(Saved entries)
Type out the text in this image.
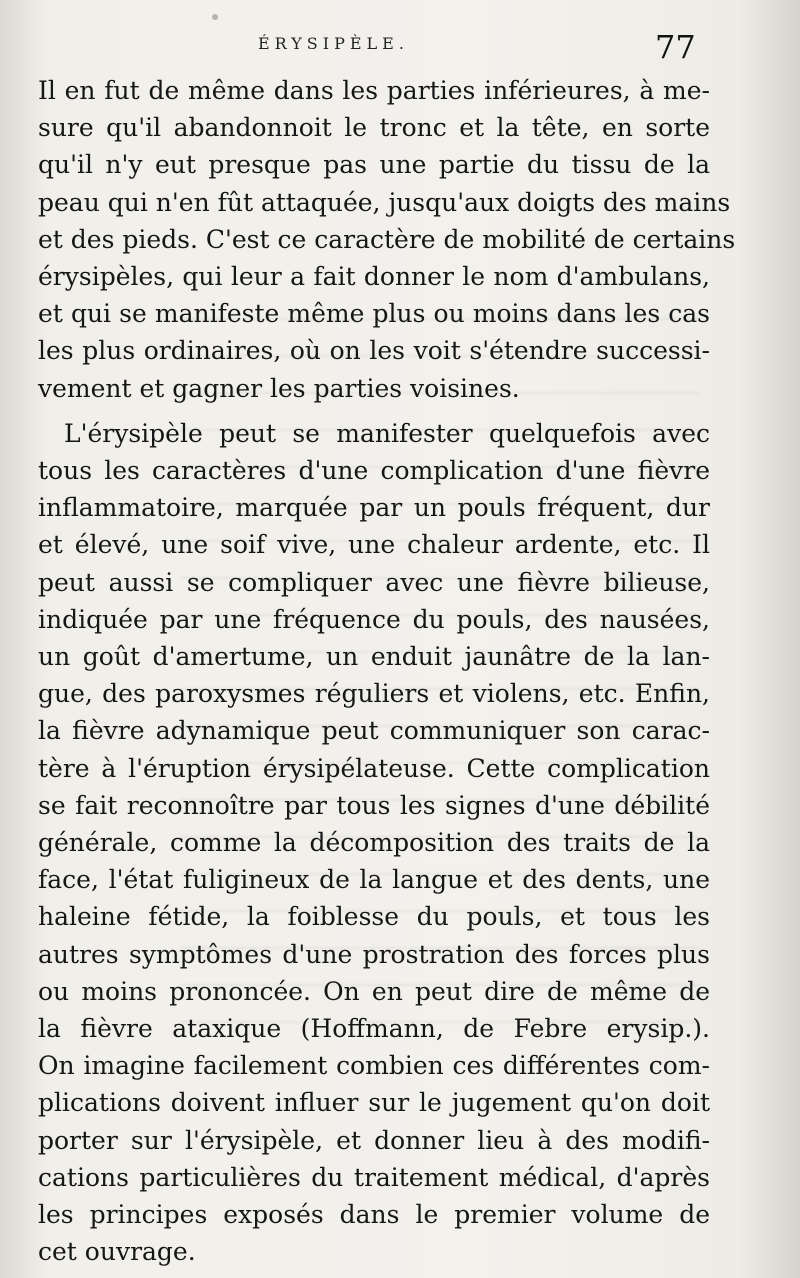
ÉRYSIPÈLE.	77
Il en fut de même dans les parties inférieures, à me-
sure qu'il abandonnoit le tronc et la tête, en sorte
qu'il n'y eut presque pas une partie du tissu de la
peau qui n'en fût attaquée, jusqu'aux doigts des mains
et des pieds. C'est ce caractère de mobilité de certains
érysipèles, qui leur a fait donner le nom d'ambulans,
et qui se manifeste même plus ou moins dans les cas
les plus ordinaires, où on les voit s'étendre successi-
vement et gagner les parties voisines.
L'érysipèle peut se manifester quelquefois avec
tous les caractères d'une complication d'une fièvre
inflammatoire, marquée par un pouls fréquent, dur
et élevé, une soif vive, une chaleur ardente, etc. Il
peut aussi se compliquer avec une fièvre bilieuse,
indiquée par une fréquence du pouls, des nausées,
un goût d'amertume, un enduit jaunâtre de la lan-
gue, des paroxysmes réguliers et violens, etc. Enfin,
la fièvre adynamique peut communiquer son carac-
tère à l'éruption érysipélateuse. Cette complication
se fait reconnoître par tous les signes d'une débilité
générale, comme la décomposition des traits de la
face, l'état fuligineux de la langue et des dents, une
haleine fétide, la foiblesse du pouls, et tous les
autres symptômes d'une prostration des forces plus
ou moins prononcée. On en peut dire de même de
la fièvre ataxique (Hoffmann, de Febre erysip.).
On imagine facilement combien ces différentes com-
plications doivent influer sur le jugement qu'on doit
porter sur l'érysipèle, et donner lieu à des modifi-
cations particulières du traitement médical, d'après
les principes exposés dans le premier volume de
cet ouvrage.
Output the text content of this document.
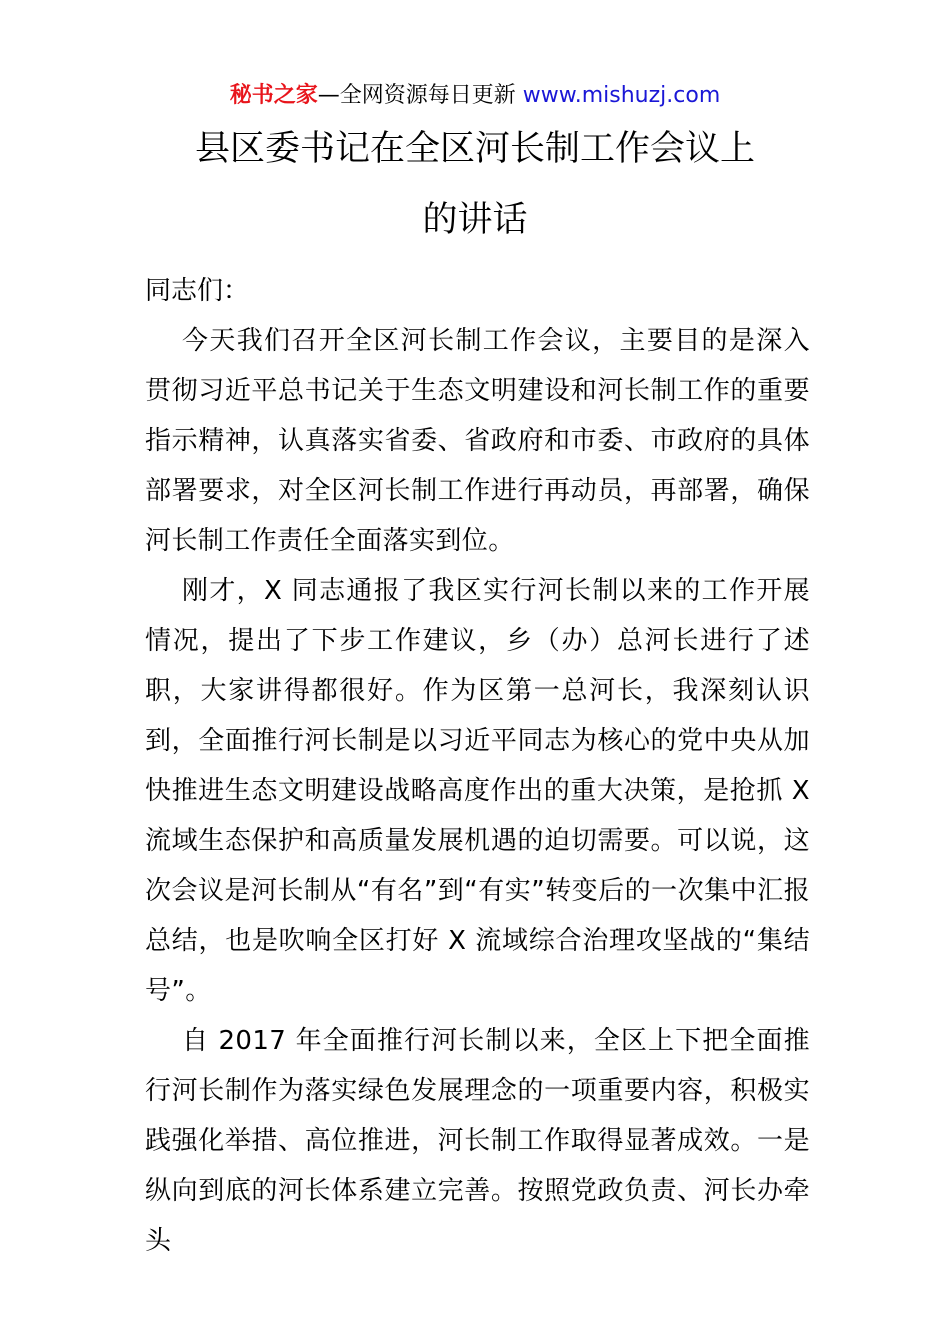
秘书之家—全网资源每日更新 www.mishuzj.com
县区委书记在全区河长制工作会议上
的讲话

同志们：

今天我们召开全区河长制工作会议，主要目的是深入贯彻习近平总书记关于生态文明建设和河长制工作的重要指示精神，认真落实省委、省政府和市委、市政府的具体部署要求，对全区河长制工作进行再动员，再部署，确保河长制工作责任全面落实到位。

刚才，X 同志通报了我区实行河长制以来的工作开展情况，提出了下步工作建议，乡（办）总河长进行了述职，大家讲得都很好。作为区第一总河长，我深刻认识到，全面推行河长制是以习近平同志为核心的党中央从加快推进生态文明建设战略高度作出的重大决策，是抢抓 X 流域生态保护和高质量发展机遇的迫切需要。可以说，这次会议是河长制从“有名”到“有实”转变后的一次集中汇报总结，也是吹响全区打好 X 流域综合治理攻坚战的“集结号”。

自 2017 年全面推行河长制以来，全区上下把全面推行河长制作为落实绿色发展理念的一项重要内容，积极实践强化举措、高位推进，河长制工作取得显著成效。一是纵向到底的河长体系建立完善。按照党政负责、河长办牵头
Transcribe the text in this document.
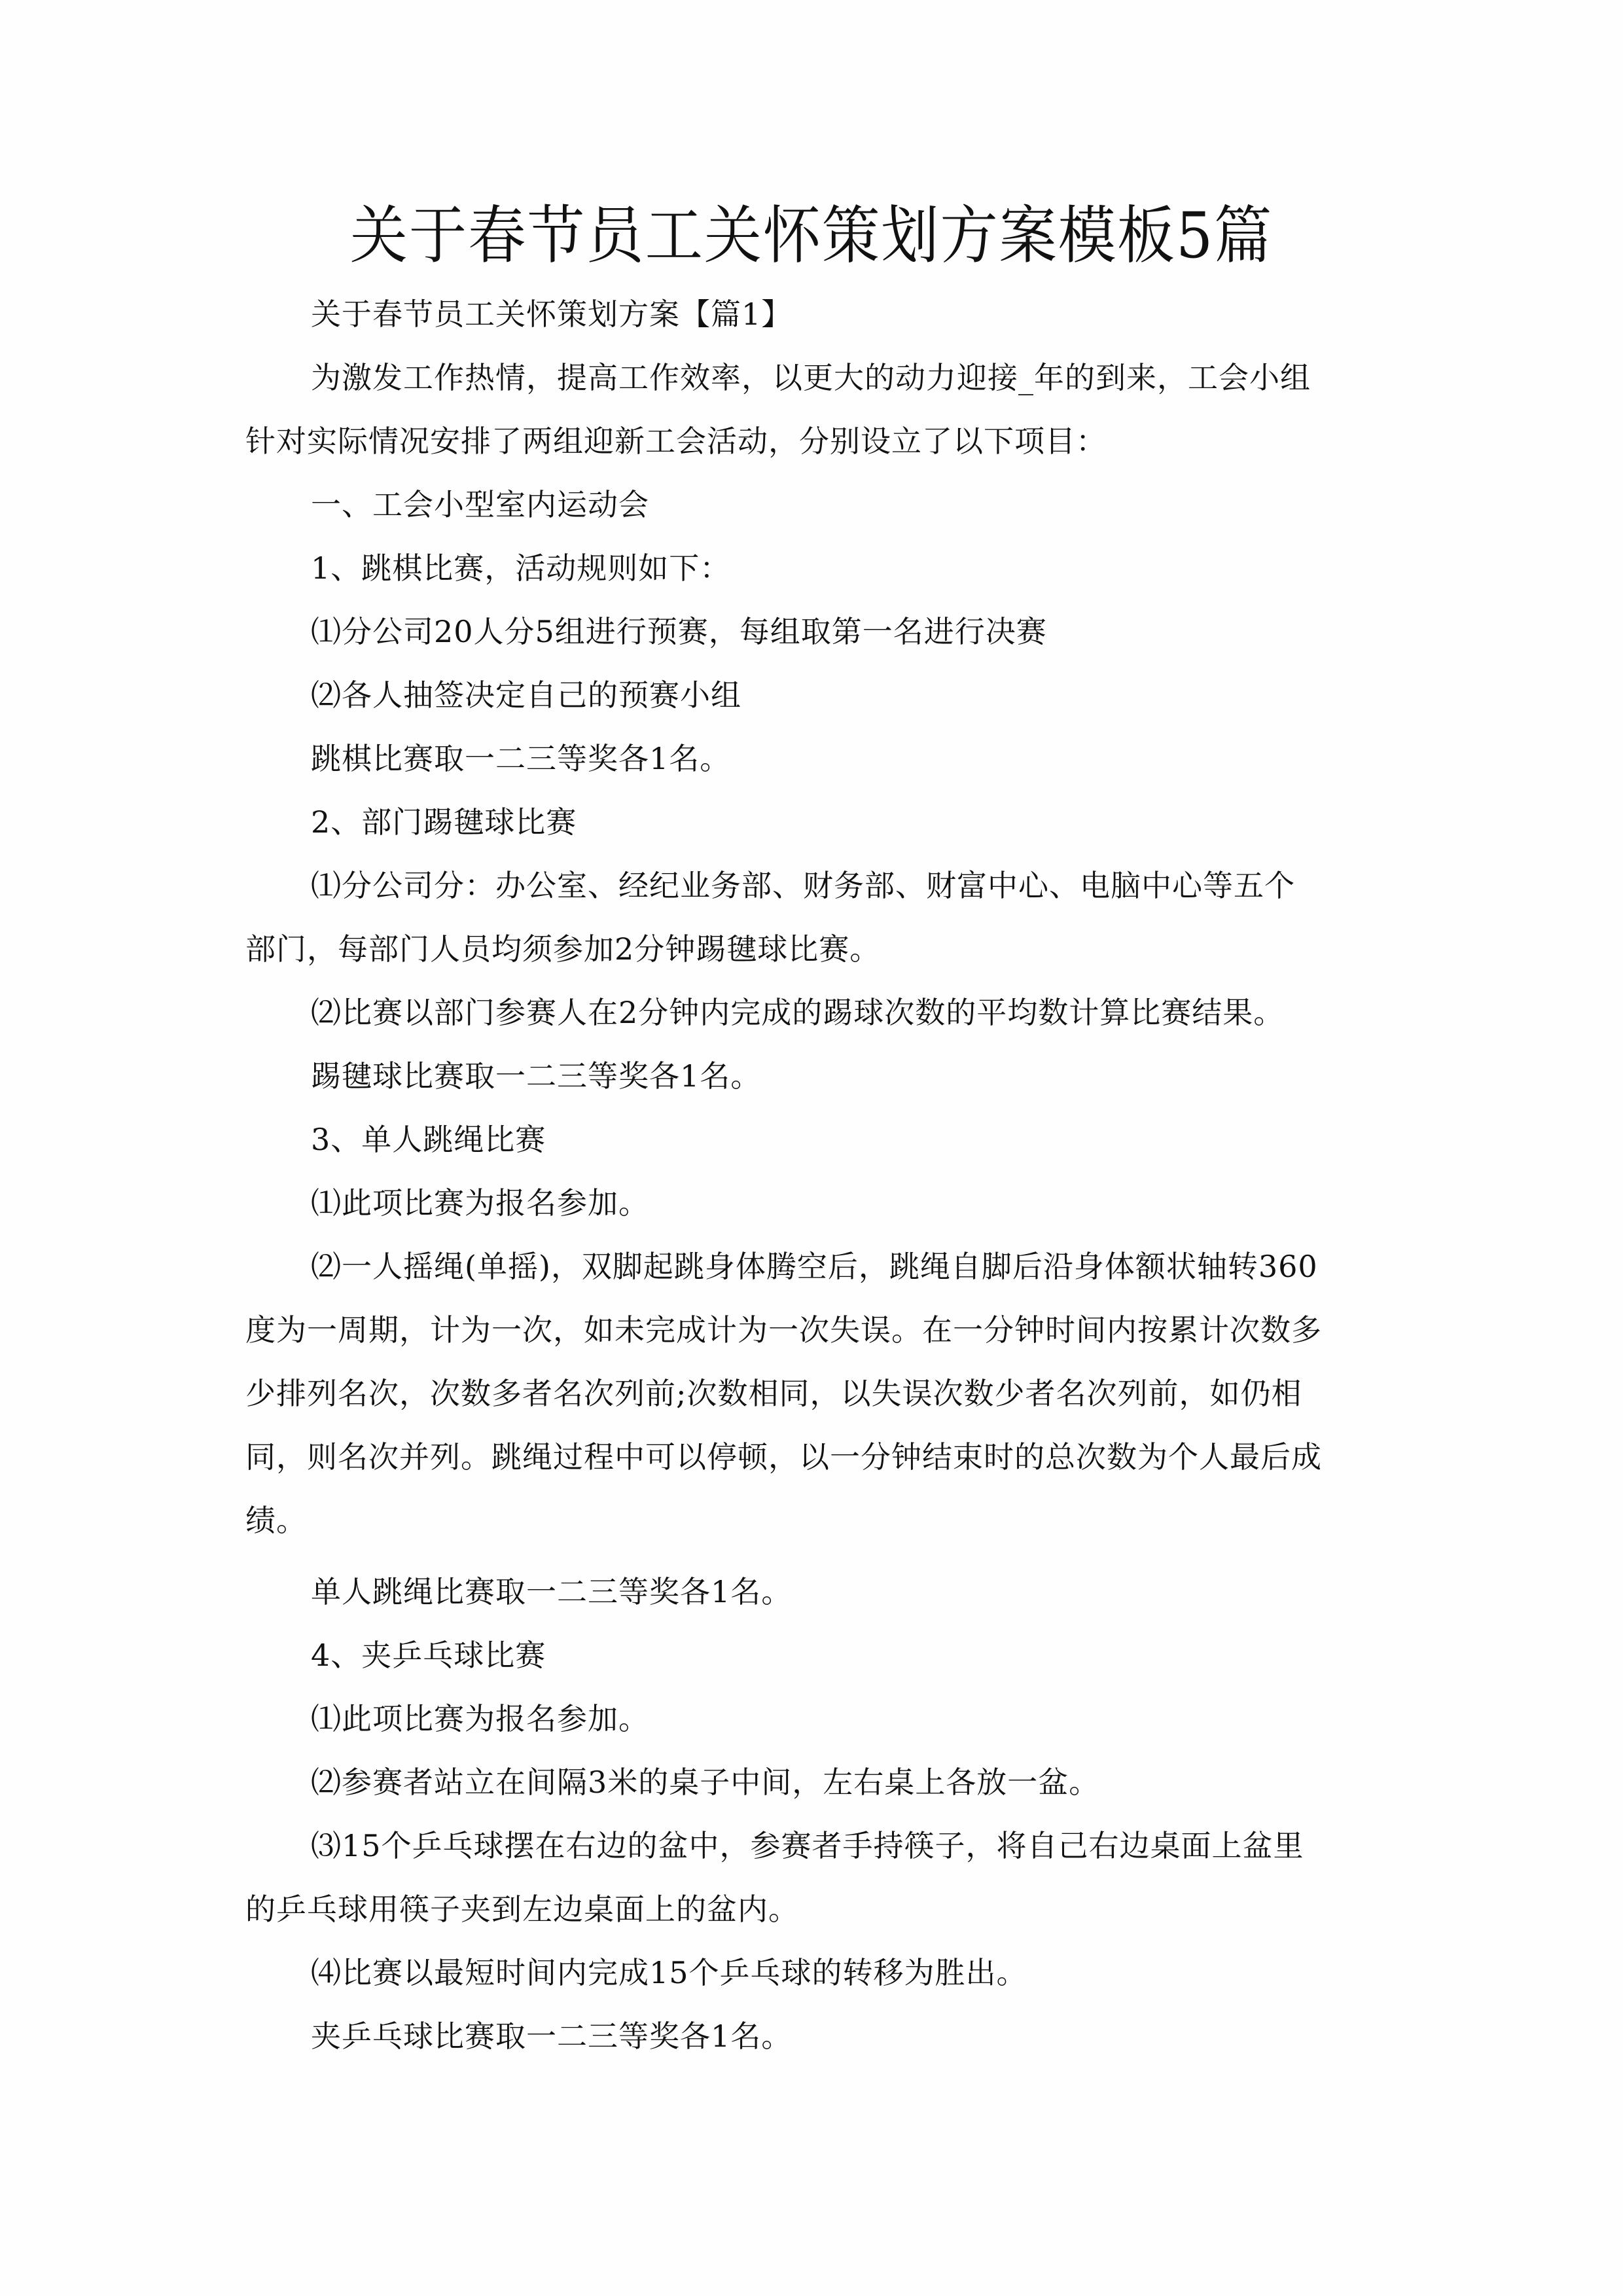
关于春节员工关怀策划方案模板5篇
关于春节员工关怀策划方案【篇1】
为激发工作热情，提高工作效率，以更大的动力迎接_年的到来，工会小组
针对实际情况安排了两组迎新工会活动，分别设立了以下项目：
一、工会小型室内运动会
1、跳棋比赛，活动规则如下：
⑴分公司20人分5组进行预赛，每组取第一名进行决赛
⑵各人抽签决定自己的预赛小组
跳棋比赛取一二三等奖各1名。
2、部门踢毽球比赛
⑴分公司分：办公室、经纪业务部、财务部、财富中心、电脑中心等五个
部门，每部门人员均须参加2分钟踢毽球比赛。
⑵比赛以部门参赛人在2分钟内完成的踢球次数的平均数计算比赛结果。
踢毽球比赛取一二三等奖各1名。
3、单人跳绳比赛
⑴此项比赛为报名参加。
⑵一人摇绳(单摇)，双脚起跳身体腾空后，跳绳自脚后沿身体额状轴转360
度为一周期，计为一次，如未完成计为一次失误。在一分钟时间内按累计次数多
少排列名次，次数多者名次列前;次数相同，以失误次数少者名次列前，如仍相
同，则名次并列。跳绳过程中可以停顿，以一分钟结束时的总次数为个人最后成
绩。
单人跳绳比赛取一二三等奖各1名。
4、夹乒乓球比赛
⑴此项比赛为报名参加。
⑵参赛者站立在间隔3米的桌子中间，左右桌上各放一盆。
⑶15个乒乓球摆在右边的盆中，参赛者手持筷子，将自己右边桌面上盆里
的乒乓球用筷子夹到左边桌面上的盆内。
⑷比赛以最短时间内完成15个乒乓球的转移为胜出。
夹乒乓球比赛取一二三等奖各1名。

◆ The problem: Identify and extract each line of the listing that contains "fait".

◆ Final result:
érysipèles, qui leur a fait donner le nom d'ambulans,
se fait reconnoître par tous les signes d'une débilité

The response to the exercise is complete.